> [Exercise prompt]: Copy the rows below word for word, keeping every line as it appears.

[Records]
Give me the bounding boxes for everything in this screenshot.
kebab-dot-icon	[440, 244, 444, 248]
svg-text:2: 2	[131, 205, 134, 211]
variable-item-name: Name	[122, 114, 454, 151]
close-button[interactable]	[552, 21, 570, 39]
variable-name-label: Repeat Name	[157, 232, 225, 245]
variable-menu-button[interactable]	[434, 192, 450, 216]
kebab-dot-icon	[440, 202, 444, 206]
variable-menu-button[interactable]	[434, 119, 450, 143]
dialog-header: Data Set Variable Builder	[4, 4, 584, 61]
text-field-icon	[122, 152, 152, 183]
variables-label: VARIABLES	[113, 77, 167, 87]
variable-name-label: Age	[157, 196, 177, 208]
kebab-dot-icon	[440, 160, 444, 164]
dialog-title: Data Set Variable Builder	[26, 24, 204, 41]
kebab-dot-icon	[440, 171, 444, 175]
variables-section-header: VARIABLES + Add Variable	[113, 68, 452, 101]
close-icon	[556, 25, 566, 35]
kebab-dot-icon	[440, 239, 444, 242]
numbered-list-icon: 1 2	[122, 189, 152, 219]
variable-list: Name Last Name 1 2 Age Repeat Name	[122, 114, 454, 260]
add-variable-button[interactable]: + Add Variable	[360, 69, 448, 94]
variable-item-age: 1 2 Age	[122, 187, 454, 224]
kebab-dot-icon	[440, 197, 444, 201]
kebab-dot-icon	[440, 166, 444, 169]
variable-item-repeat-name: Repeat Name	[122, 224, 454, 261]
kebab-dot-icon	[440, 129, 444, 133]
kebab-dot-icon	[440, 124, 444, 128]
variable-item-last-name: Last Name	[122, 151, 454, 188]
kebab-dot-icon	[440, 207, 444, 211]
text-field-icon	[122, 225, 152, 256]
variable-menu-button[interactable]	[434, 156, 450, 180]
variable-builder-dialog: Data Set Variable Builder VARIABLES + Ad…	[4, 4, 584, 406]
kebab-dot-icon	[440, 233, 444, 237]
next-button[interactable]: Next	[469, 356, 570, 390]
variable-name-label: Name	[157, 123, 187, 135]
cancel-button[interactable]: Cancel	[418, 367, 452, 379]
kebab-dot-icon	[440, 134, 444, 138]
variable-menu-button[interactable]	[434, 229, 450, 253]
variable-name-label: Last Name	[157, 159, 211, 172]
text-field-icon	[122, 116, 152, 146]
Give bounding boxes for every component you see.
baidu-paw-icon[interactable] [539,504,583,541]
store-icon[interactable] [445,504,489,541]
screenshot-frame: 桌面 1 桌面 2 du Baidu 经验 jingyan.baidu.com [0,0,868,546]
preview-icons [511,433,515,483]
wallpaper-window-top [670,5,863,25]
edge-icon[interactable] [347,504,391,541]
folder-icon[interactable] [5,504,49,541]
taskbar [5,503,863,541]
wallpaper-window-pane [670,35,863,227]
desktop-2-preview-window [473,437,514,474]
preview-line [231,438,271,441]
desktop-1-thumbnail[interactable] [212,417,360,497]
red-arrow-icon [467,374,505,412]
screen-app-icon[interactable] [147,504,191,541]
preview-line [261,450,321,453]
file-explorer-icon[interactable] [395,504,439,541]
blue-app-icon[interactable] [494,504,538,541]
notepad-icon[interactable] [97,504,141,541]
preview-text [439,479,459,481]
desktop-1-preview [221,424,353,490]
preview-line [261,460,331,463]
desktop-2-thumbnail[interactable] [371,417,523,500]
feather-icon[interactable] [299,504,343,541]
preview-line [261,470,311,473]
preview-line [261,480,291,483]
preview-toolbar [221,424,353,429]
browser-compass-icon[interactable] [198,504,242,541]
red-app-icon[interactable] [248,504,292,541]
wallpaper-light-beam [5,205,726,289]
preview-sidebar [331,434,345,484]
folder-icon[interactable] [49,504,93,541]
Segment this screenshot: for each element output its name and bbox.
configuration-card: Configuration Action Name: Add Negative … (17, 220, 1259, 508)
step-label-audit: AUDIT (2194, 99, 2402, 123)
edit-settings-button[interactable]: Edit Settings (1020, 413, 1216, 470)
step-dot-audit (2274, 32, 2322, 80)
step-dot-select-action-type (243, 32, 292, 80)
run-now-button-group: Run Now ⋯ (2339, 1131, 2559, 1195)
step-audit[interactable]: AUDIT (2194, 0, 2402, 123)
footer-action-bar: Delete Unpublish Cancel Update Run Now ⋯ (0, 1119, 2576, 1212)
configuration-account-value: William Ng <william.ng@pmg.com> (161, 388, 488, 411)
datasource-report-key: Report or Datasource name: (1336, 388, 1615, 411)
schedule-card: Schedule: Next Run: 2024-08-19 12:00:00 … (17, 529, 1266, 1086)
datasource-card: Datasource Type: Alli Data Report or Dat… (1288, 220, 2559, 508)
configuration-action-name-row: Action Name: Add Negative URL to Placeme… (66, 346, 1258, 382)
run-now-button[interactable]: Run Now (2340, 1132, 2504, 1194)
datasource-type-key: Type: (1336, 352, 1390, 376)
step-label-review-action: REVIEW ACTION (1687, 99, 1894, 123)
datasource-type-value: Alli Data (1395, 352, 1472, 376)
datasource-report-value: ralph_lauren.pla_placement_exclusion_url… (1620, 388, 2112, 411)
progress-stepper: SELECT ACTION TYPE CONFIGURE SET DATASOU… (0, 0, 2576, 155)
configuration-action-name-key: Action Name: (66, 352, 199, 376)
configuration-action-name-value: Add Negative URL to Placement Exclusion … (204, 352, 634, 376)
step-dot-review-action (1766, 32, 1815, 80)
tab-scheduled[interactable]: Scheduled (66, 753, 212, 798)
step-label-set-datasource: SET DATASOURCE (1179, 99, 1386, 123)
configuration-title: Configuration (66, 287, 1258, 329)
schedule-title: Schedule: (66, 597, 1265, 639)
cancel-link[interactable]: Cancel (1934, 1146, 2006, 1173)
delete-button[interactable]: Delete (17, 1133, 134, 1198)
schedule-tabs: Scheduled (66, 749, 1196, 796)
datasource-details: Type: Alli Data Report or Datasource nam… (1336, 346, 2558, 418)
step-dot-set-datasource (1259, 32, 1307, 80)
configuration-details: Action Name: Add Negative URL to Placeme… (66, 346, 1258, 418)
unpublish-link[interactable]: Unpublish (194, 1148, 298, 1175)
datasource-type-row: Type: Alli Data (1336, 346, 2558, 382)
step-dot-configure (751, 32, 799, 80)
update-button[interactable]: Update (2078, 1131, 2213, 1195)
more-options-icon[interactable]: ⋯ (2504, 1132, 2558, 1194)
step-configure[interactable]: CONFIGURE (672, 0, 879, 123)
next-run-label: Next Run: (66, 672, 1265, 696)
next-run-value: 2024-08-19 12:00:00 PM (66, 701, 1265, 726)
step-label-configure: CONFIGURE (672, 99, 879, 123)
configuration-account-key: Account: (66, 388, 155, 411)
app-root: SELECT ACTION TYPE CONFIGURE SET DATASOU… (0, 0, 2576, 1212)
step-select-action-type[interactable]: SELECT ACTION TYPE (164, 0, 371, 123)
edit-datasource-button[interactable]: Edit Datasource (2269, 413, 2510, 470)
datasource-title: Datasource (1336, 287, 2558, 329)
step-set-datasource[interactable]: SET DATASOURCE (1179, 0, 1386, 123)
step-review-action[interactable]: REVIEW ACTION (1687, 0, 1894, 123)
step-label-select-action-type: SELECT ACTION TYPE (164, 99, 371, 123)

> [Finished answer]:
Give me the bounding boxes for everything in this screenshot.
kebab-dot-icon	[440, 244, 444, 248]
svg-text:2: 2	[131, 205, 134, 211]
variable-item-name: Name	[122, 114, 454, 151]
close-button[interactable]	[552, 21, 570, 39]
variable-name-label: Repeat Name	[157, 232, 225, 245]
variable-menu-button[interactable]	[434, 192, 450, 216]
kebab-dot-icon	[440, 202, 444, 206]
variable-menu-button[interactable]	[434, 119, 450, 143]
dialog-header: Data Set Variable Builder	[4, 4, 584, 61]
text-field-icon	[122, 152, 152, 183]
variables-label: VARIABLES	[113, 77, 167, 87]
variable-name-label: Age	[157, 196, 177, 208]
kebab-dot-icon	[440, 160, 444, 164]
dialog-title: Data Set Variable Builder	[26, 24, 204, 41]
kebab-dot-icon	[440, 171, 444, 175]
variables-section-header: VARIABLES + Add Variable	[113, 68, 452, 101]
close-icon	[556, 25, 566, 35]
kebab-dot-icon	[440, 239, 444, 242]
numbered-list-icon: 1 2	[122, 189, 152, 219]
variable-list: Name Last Name 1 2 Age Repeat Name	[122, 114, 454, 260]
add-variable-button[interactable]: + Add Variable	[360, 69, 448, 94]
variable-item-age: 1 2 Age	[122, 187, 454, 224]
kebab-dot-icon	[440, 197, 444, 201]
kebab-dot-icon	[440, 166, 444, 169]
variable-item-repeat-name: Repeat Name	[122, 224, 454, 261]
kebab-dot-icon	[440, 129, 444, 133]
kebab-dot-icon	[440, 124, 444, 128]
variable-item-last-name: Last Name	[122, 151, 454, 188]
kebab-dot-icon	[440, 207, 444, 211]
text-field-icon	[122, 225, 152, 256]
variable-menu-button[interactable]	[434, 156, 450, 180]
variable-builder-dialog: Data Set Variable Builder VARIABLES + Ad…	[4, 4, 584, 406]
kebab-dot-icon	[440, 233, 444, 237]
next-button[interactable]: Next	[469, 356, 570, 390]
variable-name-label: Name	[157, 123, 187, 135]
cancel-button[interactable]: Cancel	[418, 367, 452, 379]
kebab-dot-icon	[440, 134, 444, 138]
variable-menu-button[interactable]	[434, 229, 450, 253]
variable-name-label: Last Name	[157, 159, 211, 172]
text-field-icon	[122, 116, 152, 146]
Give bounding boxes for every component you see.
baidu-paw-icon[interactable] [539,504,583,541]
store-icon[interactable] [445,504,489,541]
screenshot-frame: 桌面 1 桌面 2 du Baidu 经验 jingyan.baidu.com [0,0,868,546]
preview-icons [511,433,515,483]
wallpaper-window-top [670,5,863,25]
edge-icon[interactable] [347,504,391,541]
folder-icon[interactable] [5,504,49,541]
taskbar [5,503,863,541]
wallpaper-window-pane [670,35,863,227]
desktop-2-preview-window [473,437,514,474]
preview-line [231,438,271,441]
desktop-1-thumbnail[interactable] [212,417,360,497]
red-arrow-icon [467,374,505,412]
screen-app-icon[interactable] [147,504,191,541]
preview-line [261,450,321,453]
file-explorer-icon[interactable] [395,504,439,541]
blue-app-icon[interactable] [494,504,538,541]
notepad-icon[interactable] [97,504,141,541]
preview-text [439,479,459,481]
desktop-1-preview [221,424,353,490]
preview-line [261,460,331,463]
desktop-2-thumbnail[interactable] [371,417,523,500]
feather-icon[interactable] [299,504,343,541]
preview-line [261,470,311,473]
preview-line [261,480,291,483]
preview-toolbar [221,424,353,429]
browser-compass-icon[interactable] [198,504,242,541]
red-app-icon[interactable] [248,504,292,541]
wallpaper-light-beam [5,205,726,289]
preview-sidebar [331,434,345,484]
folder-icon[interactable] [49,504,93,541]
Segment this screenshot: for each element output its name and bbox.
configuration-card: Configuration Action Name: Add Negative … (17, 220, 1259, 508)
step-label-audit: AUDIT (2194, 99, 2402, 123)
edit-settings-button[interactable]: Edit Settings (1020, 413, 1216, 470)
step-dot-audit (2274, 32, 2322, 80)
step-dot-select-action-type (243, 32, 292, 80)
run-now-button-group: Run Now ⋯ (2339, 1131, 2559, 1195)
step-audit[interactable]: AUDIT (2194, 0, 2402, 123)
footer-action-bar: Delete Unpublish Cancel Update Run Now ⋯ (0, 1119, 2576, 1212)
configuration-account-value: William Ng <william.ng@pmg.com> (161, 388, 488, 411)
datasource-report-key: Report or Datasource name: (1336, 388, 1615, 411)
schedule-card: Schedule: Next Run: 2024-08-19 12:00:00 … (17, 529, 1266, 1086)
datasource-card: Datasource Type: Alli Data Report or Dat… (1288, 220, 2559, 508)
configuration-action-name-row: Action Name: Add Negative URL to Placeme… (66, 346, 1258, 382)
run-now-button[interactable]: Run Now (2340, 1132, 2504, 1194)
datasource-type-key: Type: (1336, 352, 1390, 376)
step-label-review-action: REVIEW ACTION (1687, 99, 1894, 123)
datasource-type-value: Alli Data (1395, 352, 1472, 376)
datasource-report-value: ralph_lauren.pla_placement_exclusion_url… (1620, 388, 2112, 411)
progress-stepper: SELECT ACTION TYPE CONFIGURE SET DATASOU… (0, 0, 2576, 155)
configuration-action-name-key: Action Name: (66, 352, 199, 376)
configuration-action-name-value: Add Negative URL to Placement Exclusion … (204, 352, 634, 376)
step-dot-review-action (1766, 32, 1815, 80)
tab-scheduled[interactable]: Scheduled (66, 753, 212, 798)
step-label-set-datasource: SET DATASOURCE (1179, 99, 1386, 123)
configuration-title: Configuration (66, 287, 1258, 329)
schedule-title: Schedule: (66, 597, 1265, 639)
cancel-link[interactable]: Cancel (1934, 1146, 2006, 1173)
delete-button[interactable]: Delete (17, 1133, 134, 1198)
schedule-tabs: Scheduled (66, 749, 1196, 796)
datasource-details: Type: Alli Data Report or Datasource nam… (1336, 346, 2558, 418)
step-dot-set-datasource (1259, 32, 1307, 80)
configuration-details: Action Name: Add Negative URL to Placeme… (66, 346, 1258, 418)
unpublish-link[interactable]: Unpublish (194, 1148, 298, 1175)
datasource-type-row: Type: Alli Data (1336, 346, 2558, 382)
step-dot-configure (751, 32, 799, 80)
update-button[interactable]: Update (2078, 1131, 2213, 1195)
more-options-icon[interactable]: ⋯ (2504, 1132, 2558, 1194)
step-configure[interactable]: CONFIGURE (672, 0, 879, 123)
next-run-label: Next Run: (66, 672, 1265, 696)
next-run-value: 2024-08-19 12:00:00 PM (66, 701, 1265, 726)
step-label-configure: CONFIGURE (672, 99, 879, 123)
configuration-account-key: Account: (66, 388, 155, 411)
app-root: SELECT ACTION TYPE CONFIGURE SET DATASOU… (0, 0, 2576, 1212)
step-select-action-type[interactable]: SELECT ACTION TYPE (164, 0, 371, 123)
edit-datasource-button[interactable]: Edit Datasource (2269, 413, 2510, 470)
datasource-title: Datasource (1336, 287, 2558, 329)
step-set-datasource[interactable]: SET DATASOURCE (1179, 0, 1386, 123)
step-review-action[interactable]: REVIEW ACTION (1687, 0, 1894, 123)
step-label-select-action-type: SELECT ACTION TYPE (164, 99, 371, 123)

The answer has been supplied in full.